**REQUIRED TASKS**.
A - Repeat word for word the passage from the blog post about World Wide Words that opens with the words containing "Tag Archives: World" and closes with "with English words.".
B - Pick up the blog post about World Wide Words after its last sentence and continue writing it.

**SOURCE DOCUMENT**.
========================

Notes from An Alien

~ Explorations In Writing { and reading and publishing } ~

Tag Archives: World Wide Words

“World Wide Words” for Folks Who Are REALLY into Words…


World Wide Words is a WebSite/Service that, ironically, only deals with English words.

World Wide Words

Image Courtesy of Brenton Nicholls ~ http://www.freeimages.com/photographer/BJN-31210

Though, the Site’s subtitle is, Investigating the English language across the globe.

I’d linked to World Wide Words in a post back in March of last year called, Some Very Cool WebSites for #Readers & #Writers, which also linked to five other wonderful word-sites…

In that post, I included these words from the World Wide Words Site:

“The English language is forever changing. New words appear; old ones fall out of use or alter their meanings. World Wide Words tries to record at least a part of this shifting wordscape by featuring new words, word histories, words in the news, and the curiosities of native English speech.”

========================

**DATASET EXTRACT**.
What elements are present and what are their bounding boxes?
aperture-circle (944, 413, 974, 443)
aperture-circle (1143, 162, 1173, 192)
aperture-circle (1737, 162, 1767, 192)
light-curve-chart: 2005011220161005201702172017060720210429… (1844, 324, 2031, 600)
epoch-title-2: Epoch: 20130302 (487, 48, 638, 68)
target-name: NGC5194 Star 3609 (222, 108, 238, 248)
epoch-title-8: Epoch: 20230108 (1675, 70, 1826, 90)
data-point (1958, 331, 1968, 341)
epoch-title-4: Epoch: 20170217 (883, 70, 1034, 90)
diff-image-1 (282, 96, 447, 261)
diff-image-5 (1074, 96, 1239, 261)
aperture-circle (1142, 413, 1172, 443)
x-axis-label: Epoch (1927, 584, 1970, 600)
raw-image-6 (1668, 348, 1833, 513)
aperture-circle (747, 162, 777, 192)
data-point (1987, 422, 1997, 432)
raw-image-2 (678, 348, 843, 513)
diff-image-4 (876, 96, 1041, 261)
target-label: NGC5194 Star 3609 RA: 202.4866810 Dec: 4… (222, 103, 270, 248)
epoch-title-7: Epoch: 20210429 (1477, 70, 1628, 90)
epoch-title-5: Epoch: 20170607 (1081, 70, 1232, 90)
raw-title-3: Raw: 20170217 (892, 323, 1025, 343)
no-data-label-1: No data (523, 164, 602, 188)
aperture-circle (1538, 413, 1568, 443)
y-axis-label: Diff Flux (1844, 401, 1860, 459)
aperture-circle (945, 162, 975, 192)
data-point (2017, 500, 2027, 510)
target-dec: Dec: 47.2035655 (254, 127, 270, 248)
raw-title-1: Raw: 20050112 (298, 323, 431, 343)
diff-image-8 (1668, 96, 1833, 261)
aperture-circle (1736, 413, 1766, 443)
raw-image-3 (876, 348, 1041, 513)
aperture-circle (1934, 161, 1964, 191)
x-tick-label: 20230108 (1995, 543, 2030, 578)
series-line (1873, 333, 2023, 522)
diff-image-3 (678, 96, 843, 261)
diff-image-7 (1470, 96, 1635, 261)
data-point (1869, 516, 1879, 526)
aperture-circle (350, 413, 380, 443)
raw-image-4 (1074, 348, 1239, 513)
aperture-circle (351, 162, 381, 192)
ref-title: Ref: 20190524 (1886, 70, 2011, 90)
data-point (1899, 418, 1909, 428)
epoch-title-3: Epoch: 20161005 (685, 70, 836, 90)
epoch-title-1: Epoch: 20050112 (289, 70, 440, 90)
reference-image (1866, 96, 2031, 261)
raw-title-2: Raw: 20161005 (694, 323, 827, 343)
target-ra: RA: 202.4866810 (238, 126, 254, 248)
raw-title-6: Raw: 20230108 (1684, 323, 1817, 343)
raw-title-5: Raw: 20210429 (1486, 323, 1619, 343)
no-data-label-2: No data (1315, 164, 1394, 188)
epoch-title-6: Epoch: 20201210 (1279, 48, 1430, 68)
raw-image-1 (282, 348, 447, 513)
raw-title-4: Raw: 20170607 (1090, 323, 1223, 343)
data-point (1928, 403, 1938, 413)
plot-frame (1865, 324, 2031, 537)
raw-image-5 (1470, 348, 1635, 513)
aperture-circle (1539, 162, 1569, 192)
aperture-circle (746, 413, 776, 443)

========================

**IN RESPONSE**.
A -
Tag Archives: World Wide Words

“World Wide Words” for Folks Who Are REALLY into Words…


World Wide Words is a WebSite/Service that, ironically, only deals with English words.

B -
But, that’s all that was said about the site in that post…

Here are a few excerpts from the page about the founder of the site, Michael Quinion (the whole Bio is fascinating…):

“After Cambridge University, where he studied physical sciences, he joined BBC radio as a studio manager.”

“After [two other positions] he returned to working for himself, writing scripts for exhibitions, taking on a freelance curatorial role, creating audio-visual programmes…”

“After illness forced him to take early retirement, he turned to his lifelong love of the English language. Yet another chance encounter led him to become a freelance reader for the Oxford English Dictionary, between 1992 and 2016 supplying more than 175,000 examples of English usage old and new. He also compiled a third of the entries for the second edition of the Oxford Dictionary of New Words. In 1996, he took advantage of spare space on his son’s website to begin posting articles on language. This soon evolved into the World Wide Words website and its associated newsletter. More than 900 issues have appeared.”

With a bit of work, you can subscribe to his newsletters

What might be easier is to access back issues of the newsletter on the site (they go back to 2011...).

Since the bulk of information resides in his newsletters, I’ll reproduce a bit of the December, 2016 issue:

Contents

1. Feedback, Notes and Comments.

2. Not my pigeon.

3. Subnivean.

4. Black as Newgate knocker.

5. In the news.

6. Boxing Day.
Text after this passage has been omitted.